→ **TASK**
Every entry that follows should be repeated exactly; drop the images.

....

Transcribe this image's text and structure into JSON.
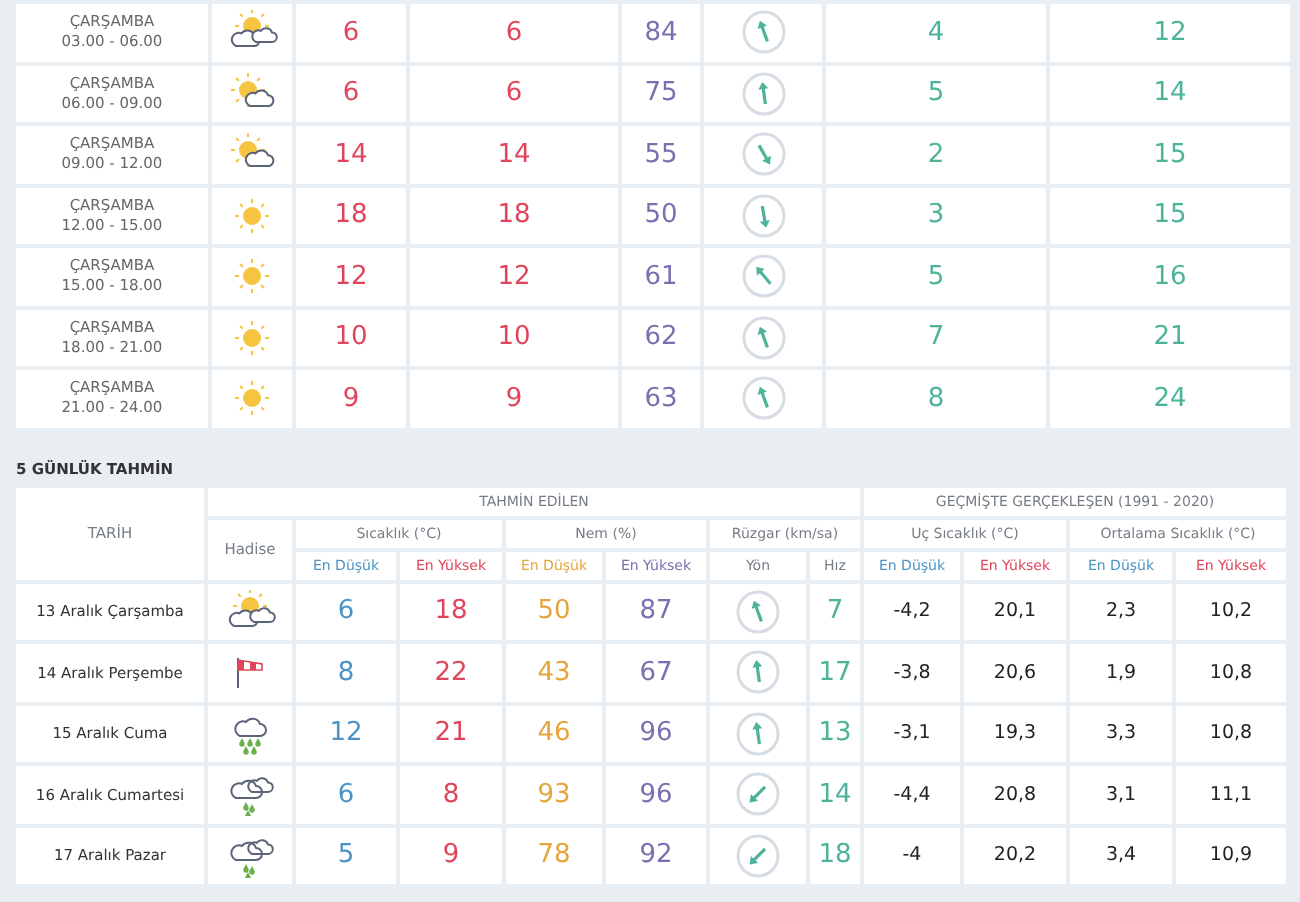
{
  "hourly_table": {
    "rows": [
      {
        "day": "ÇARŞAMBA",
        "time": "03.00 - 06.00",
        "weather_icon": {
          "kind": "sun_clouds"
        },
        "column_3": "6",
        "column_4": "6",
        "column_5": "84",
        "wind_icon": {
          "kind": "nnw"
        },
        "column_7": "4",
        "column_8": "12"
      },
      {
        "day": "ÇARŞAMBA",
        "time": "06.00 - 09.00",
        "weather_icon": {
          "kind": "sun_cloud"
        },
        "column_3": "6",
        "column_4": "6",
        "column_5": "75",
        "wind_icon": {
          "kind": "n"
        },
        "column_7": "5",
        "column_8": "14"
      },
      {
        "day": "ÇARŞAMBA",
        "time": "09.00 - 12.00",
        "weather_icon": {
          "kind": "sun_cloud"
        },
        "column_3": "14",
        "column_4": "14",
        "column_5": "55",
        "wind_icon": {
          "kind": "sse"
        },
        "column_7": "2",
        "column_8": "15"
      },
      {
        "day": "ÇARŞAMBA",
        "time": "12.00 - 15.00",
        "weather_icon": {
          "kind": "sun"
        },
        "column_3": "18",
        "column_4": "18",
        "column_5": "50",
        "wind_icon": {
          "kind": "s"
        },
        "column_7": "3",
        "column_8": "15"
      },
      {
        "day": "ÇARŞAMBA",
        "time": "15.00 - 18.00",
        "weather_icon": {
          "kind": "sun"
        },
        "column_3": "12",
        "column_4": "12",
        "column_5": "61",
        "wind_icon": {
          "kind": "nw"
        },
        "column_7": "5",
        "column_8": "16"
      },
      {
        "day": "ÇARŞAMBA",
        "time": "18.00 - 21.00",
        "weather_icon": {
          "kind": "sun"
        },
        "column_3": "10",
        "column_4": "10",
        "column_5": "62",
        "wind_icon": {
          "kind": "nnw"
        },
        "column_7": "7",
        "column_8": "21"
      },
      {
        "day": "ÇARŞAMBA",
        "time": "21.00 - 24.00",
        "weather_icon": {
          "kind": "sun"
        },
        "column_3": "9",
        "column_4": "9",
        "column_5": "63",
        "wind_icon": {
          "kind": "nnw"
        },
        "column_7": "8",
        "column_8": "24"
      }
    ]
  },
  "five_day": {
    "title": "5 GÜNLÜK TAHMİN",
    "date_header": "TARİH",
    "forecast_header": "TAHMİN EDİLEN",
    "history_header": "GEÇMİŞTE GERÇEKLEŞEN (1991 - 2020)",
    "event_header": "Hadise",
    "groups": [
      "Sıcaklık (°C)",
      "Nem (%)",
      "Rüzgar (km/sa)",
      "Uç Sıcaklık (°C)",
      "Ortalama Sıcaklık (°C)"
    ],
    "subheaders": [
      {
        "label": "En Düşük",
        "color": "#4a93c4"
      },
      {
        "label": "En Yüksek",
        "color": "#e0455c"
      },
      {
        "label": "En Düşük",
        "color": "#e6a53a"
      },
      {
        "label": "En Yüksek",
        "color": "#7b6fb0"
      },
      {
        "label": "Yön",
        "color": "#777d86"
      },
      {
        "label": "Hız",
        "color": "#777d86"
      },
      {
        "label": "En Düşük",
        "color": "#4a93c4"
      },
      {
        "label": "En Yüksek",
        "color": "#e0455c"
      },
      {
        "label": "En Düşük",
        "color": "#4a93c4"
      },
      {
        "label": "En Yüksek",
        "color": "#e0455c"
      }
    ],
    "rows": [
      {
        "date": "13 Aralık Çarşamba",
        "weather_icon": {
          "kind": "sun_clouds"
        },
        "temp_low": "6",
        "temp_high": "18",
        "humidity_low": "50",
        "humidity_high": "87",
        "wind_icon": {
          "kind": "nnw"
        },
        "wind_speed": "7",
        "extreme_low": "-4,2",
        "extreme_high": "20,1",
        "avg_low": "2,3",
        "avg_high": "10,2"
      },
      {
        "date": "14 Aralık Perşembe",
        "weather_icon": {
          "kind": "wind"
        },
        "temp_low": "8",
        "temp_high": "22",
        "humidity_low": "43",
        "humidity_high": "67",
        "wind_icon": {
          "kind": "n"
        },
        "wind_speed": "17",
        "extreme_low": "-3,8",
        "extreme_high": "20,6",
        "avg_low": "1,9",
        "avg_high": "10,8"
      },
      {
        "date": "15 Aralık Cuma",
        "weather_icon": {
          "kind": "heavy_rain"
        },
        "temp_low": "12",
        "temp_high": "21",
        "humidity_low": "46",
        "humidity_high": "96",
        "wind_icon": {
          "kind": "n"
        },
        "wind_speed": "13",
        "extreme_low": "-3,1",
        "extreme_high": "19,3",
        "avg_low": "3,3",
        "avg_high": "10,8"
      },
      {
        "date": "16 Aralık Cumartesi",
        "weather_icon": {
          "kind": "rain"
        },
        "temp_low": "6",
        "temp_high": "8",
        "humidity_low": "93",
        "humidity_high": "96",
        "wind_icon": {
          "kind": "sw"
        },
        "wind_speed": "14",
        "extreme_low": "-4,4",
        "extreme_high": "20,8",
        "avg_low": "3,1",
        "avg_high": "11,1"
      },
      {
        "date": "17 Aralık Pazar",
        "weather_icon": {
          "kind": "rain"
        },
        "temp_low": "5",
        "temp_high": "9",
        "humidity_low": "78",
        "humidity_high": "92",
        "wind_icon": {
          "kind": "sw"
        },
        "wind_speed": "18",
        "extreme_low": "-4",
        "extreme_high": "20,2",
        "avg_low": "3,4",
        "avg_high": "10,9"
      }
    ]
  }
}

....

→ **TASK SOLUTION**
Transcribe this image's text and structure into JSON.
{
  "hourly_table": {
    "rows": [
      {
        "day": "ÇARŞAMBA",
        "time": "03.00 - 06.00",
        "weather_icon": {
          "kind": "sun_clouds"
        },
        "column_3": "6",
        "column_4": "6",
        "column_5": "84",
        "wind_icon": {
          "kind": "nnw"
        },
        "column_7": "4",
        "column_8": "12"
      },
      {
        "day": "ÇARŞAMBA",
        "time": "06.00 - 09.00",
        "weather_icon": {
          "kind": "sun_cloud"
        },
        "column_3": "6",
        "column_4": "6",
        "column_5": "75",
        "wind_icon": {
          "kind": "n"
        },
        "column_7": "5",
        "column_8": "14"
      },
      {
        "day": "ÇARŞAMBA",
        "time": "09.00 - 12.00",
        "weather_icon": {
          "kind": "sun_cloud"
        },
        "column_3": "14",
        "column_4": "14",
        "column_5": "55",
        "wind_icon": {
          "kind": "sse"
        },
        "column_7": "2",
        "column_8": "15"
      },
      {
        "day": "ÇARŞAMBA",
        "time": "12.00 - 15.00",
        "weather_icon": {
          "kind": "sun"
        },
        "column_3": "18",
        "column_4": "18",
        "column_5": "50",
        "wind_icon": {
          "kind": "s"
        },
        "column_7": "3",
        "column_8": "15"
      },
      {
        "day": "ÇARŞAMBA",
        "time": "15.00 - 18.00",
        "weather_icon": {
          "kind": "sun"
        },
        "column_3": "12",
        "column_4": "12",
        "column_5": "61",
        "wind_icon": {
          "kind": "nw"
        },
        "column_7": "5",
        "column_8": "16"
      },
      {
        "day": "ÇARŞAMBA",
        "time": "18.00 - 21.00",
        "weather_icon": {
          "kind": "sun"
        },
        "column_3": "10",
        "column_4": "10",
        "column_5": "62",
        "wind_icon": {
          "kind": "nnw"
        },
        "column_7": "7",
        "column_8": "21"
      },
      {
        "day": "ÇARŞAMBA",
        "time": "21.00 - 24.00",
        "weather_icon": {
          "kind": "sun"
        },
        "column_3": "9",
        "column_4": "9",
        "column_5": "63",
        "wind_icon": {
          "kind": "nnw"
        },
        "column_7": "8",
        "column_8": "24"
      }
    ]
  },
  "five_day": {
    "title": "5 GÜNLÜK TAHMİN",
    "date_header": "TARİH",
    "forecast_header": "TAHMİN EDİLEN",
    "history_header": "GEÇMİŞTE GERÇEKLEŞEN (1991 - 2020)",
    "event_header": "Hadise",
    "groups": [
      "Sıcaklık (°C)",
      "Nem (%)",
      "Rüzgar (km/sa)",
      "Uç Sıcaklık (°C)",
      "Ortalama Sıcaklık (°C)"
    ],
    "subheaders": [
      {
        "label": "En Düşük",
        "color": "#4a93c4"
      },
      {
        "label": "En Yüksek",
        "color": "#e0455c"
      },
      {
        "label": "En Düşük",
        "color": "#e6a53a"
      },
      {
        "label": "En Yüksek",
        "color": "#7b6fb0"
      },
      {
        "label": "Yön",
        "color": "#777d86"
      },
      {
        "label": "Hız",
        "color": "#777d86"
      },
      {
        "label": "En Düşük",
        "color": "#4a93c4"
      },
      {
        "label": "En Yüksek",
        "color": "#e0455c"
      },
      {
        "label": "En Düşük",
        "color": "#4a93c4"
      },
      {
        "label": "En Yüksek",
        "color": "#e0455c"
      }
    ],
    "rows": [
      {
        "date": "13 Aralık Çarşamba",
        "weather_icon": {
          "kind": "sun_clouds"
        },
        "temp_low": "6",
        "temp_high": "18",
        "humidity_low": "50",
        "humidity_high": "87",
        "wind_icon": {
          "kind": "nnw"
        },
        "wind_speed": "7",
        "extreme_low": "-4,2",
        "extreme_high": "20,1",
        "avg_low": "2,3",
        "avg_high": "10,2"
      },
      {
        "date": "14 Aralık Perşembe",
        "weather_icon": {
          "kind": "wind"
        },
        "temp_low": "8",
        "temp_high": "22",
        "humidity_low": "43",
        "humidity_high": "67",
        "wind_icon": {
          "kind": "n"
        },
        "wind_speed": "17",
        "extreme_low": "-3,8",
        "extreme_high": "20,6",
        "avg_low": "1,9",
        "avg_high": "10,8"
      },
      {
        "date": "15 Aralık Cuma",
        "weather_icon": {
          "kind": "heavy_rain"
        },
        "temp_low": "12",
        "temp_high": "21",
        "humidity_low": "46",
        "humidity_high": "96",
        "wind_icon": {
          "kind": "n"
        },
        "wind_speed": "13",
        "extreme_low": "-3,1",
        "extreme_high": "19,3",
        "avg_low": "3,3",
        "avg_high": "10,8"
      },
      {
        "date": "16 Aralık Cumartesi",
        "weather_icon": {
          "kind": "rain"
        },
        "temp_low": "6",
        "temp_high": "8",
        "humidity_low": "93",
        "humidity_high": "96",
        "wind_icon": {
          "kind": "sw"
        },
        "wind_speed": "14",
        "extreme_low": "-4,4",
        "extreme_high": "20,8",
        "avg_low": "3,1",
        "avg_high": "11,1"
      },
      {
        "date": "17 Aralık Pazar",
        "weather_icon": {
          "kind": "rain"
        },
        "temp_low": "5",
        "temp_high": "9",
        "humidity_low": "78",
        "humidity_high": "92",
        "wind_icon": {
          "kind": "sw"
        },
        "wind_speed": "18",
        "extreme_low": "-4",
        "extreme_high": "20,2",
        "avg_low": "3,4",
        "avg_high": "10,9"
      }
    ]
  }
}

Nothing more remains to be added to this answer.